┏━━
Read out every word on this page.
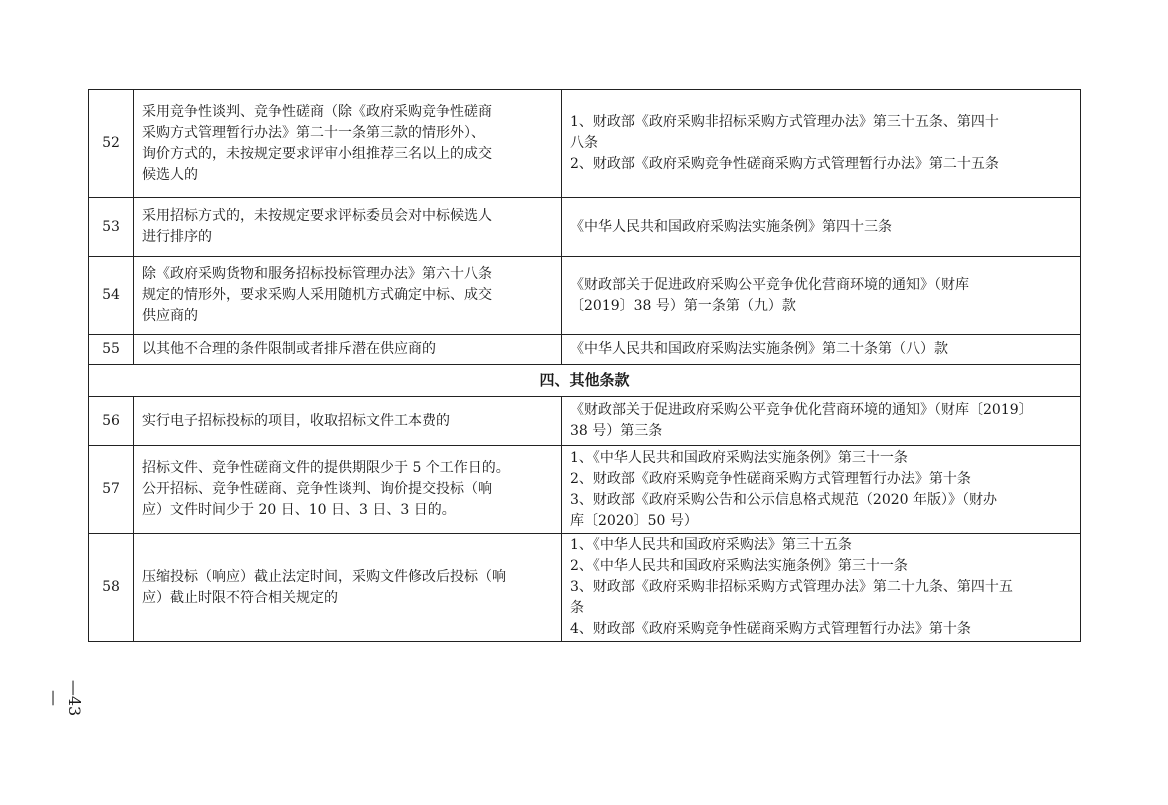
52	采用竞争性谈判、竞争性磋商（除《政府采购竞争性磋商
采购方式管理暂行办法》第二十一条第三款的情形外）、
询价方式的，未按规定要求评审小组推荐三名以上的成交
候选人的	1、财政部《政府采购非招标采购方式管理办法》第三十五条、第四十
八条
2、财政部《政府采购竞争性磋商采购方式管理暂行办法》第二十五条

53	采用招标方式的，未按规定要求评标委员会对中标候选人
进行排序的	《中华人民共和国政府采购法实施条例》第四十三条

54	除《政府采购货物和服务招标投标管理办法》第六十八条
规定的情形外，要求采购人采用随机方式确定中标、成交
供应商的	《财政部关于促进政府采购公平竞争优化营商环境的通知》（财库
〔2019〕38 号）第一条第（九）款

55	以其他不合理的条件限制或者排斥潜在供应商的	《中华人民共和国政府采购法实施条例》第二十条第（八）款

四、其他条款		
56	实行电子招标投标的项目，收取招标文件工本费的	《财政部关于促进政府采购公平竞争优化营商环境的通知》（财库〔2019〕
38 号）第三条

57	招标文件、竞争性磋商文件的提供期限少于 5 个工作日的。
公开招标、竞争性磋商、竞争性谈判、询价提交投标（响
应）文件时间少于 20 日、10 日、3 日、3 日的。	1、《中华人民共和国政府采购法实施条例》第三十一条
2、财政部《政府采购竞争性磋商采购方式管理暂行办法》第十条
3、财政部《政府采购公告和公示信息格式规范（2020 年版）》（财办
库〔2020〕50 号）

58	压缩投标（响应）截止法定时间，采购文件修改后投标（响
应）截止时限不符合相关规定的	1、《中华人民共和国政府采购法》第三十五条
2、《中华人民共和国政府采购法实施条例》第三十一条
3、财政部《政府采购非招标采购方式管理办法》第二十九条、第四十五
条
4、财政部《政府采购竞争性磋商采购方式管理暂行办法》第十条
—43—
┗━━
Directions for this task »
From the listing above, collect each line in which the string "财政部关于促进政府采购公平竞争优化营商环境的通知" appears.

Solution to this problem »
供应商的	《财政部关于促进政府采购公平竞争优化营商环境的通知》（财库
56	实行电子招标投标的项目，收取招标文件工本费的	《财政部关于促进政府采购公平竞争优化营商环境的通知》（财库〔2019〕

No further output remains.